* [Stored records]
* * * * * * *
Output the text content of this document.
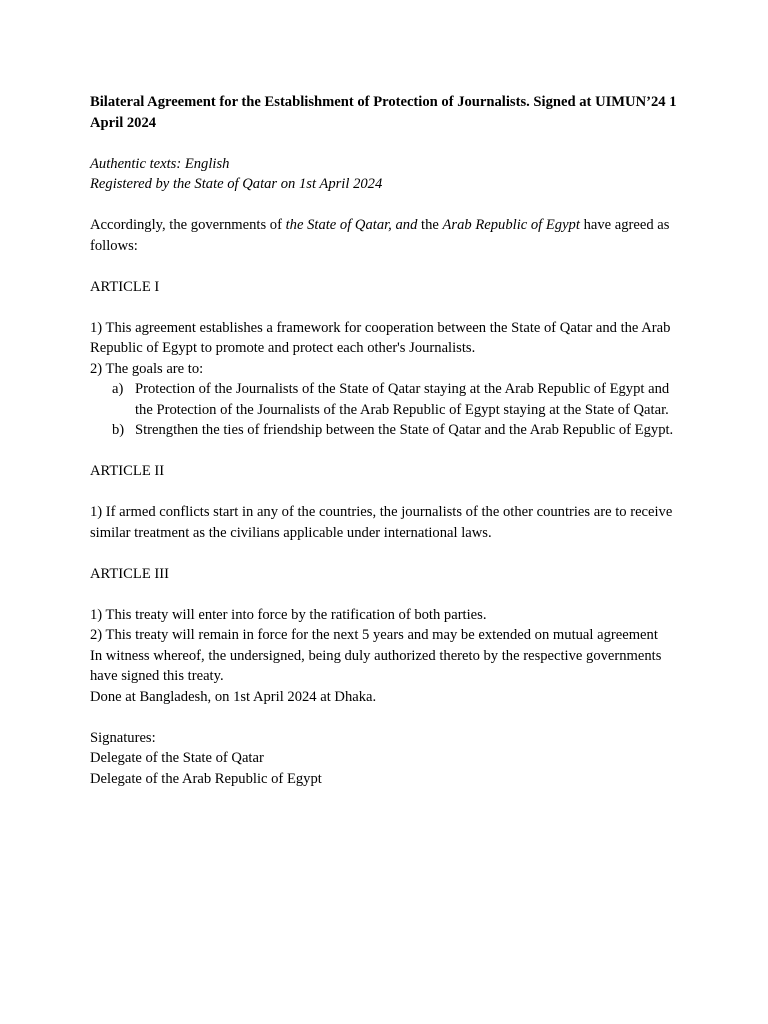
Bilateral Agreement for the Establishment of Protection of Journalists. Signed at UIMUN’24 1 April 2024

Authentic texts: English

Registered by the State of Qatar on 1st April 2024

Accordingly, the governments of the State of Qatar, and the Arab Republic of Egypt have agreed as follows:

ARTICLE I

1) This agreement establishes a framework for cooperation between the State of Qatar and the Arab Republic of Egypt to promote and protect each other's Journalists.

2) The goals are to:

a) Protection of the Journalists of the State of Qatar staying at the Arab Republic of Egypt and the Protection of the Journalists of the Arab Republic of Egypt staying at the State of Qatar.
b) Strengthen the ties of friendship between the State of Qatar and the Arab Republic of Egypt.

ARTICLE II

1) If armed conflicts start in any of the countries, the journalists of the other countries are to receive similar treatment as the civilians applicable under international laws.

ARTICLE III

1) This treaty will enter into force by the ratification of both parties.

2) This treaty will remain in force for the next 5 years and may be extended on mutual agreement

In witness whereof, the undersigned, being duly authorized thereto by the respective governments have signed this treaty.

Done at Bangladesh, on 1st April 2024 at Dhaka.

Signatures:

Delegate of the State of Qatar

Delegate of the Arab Republic of Egypt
* * * * * * *
* [TO BE DONE] In the listing above, locate each line with "force" and copy it.

* [COMPLETE RESPONSE]
1) This treaty will enter into force by the ratification of both parties.
2) This treaty will remain in force for the next 5 years and may be extended on mutual agreement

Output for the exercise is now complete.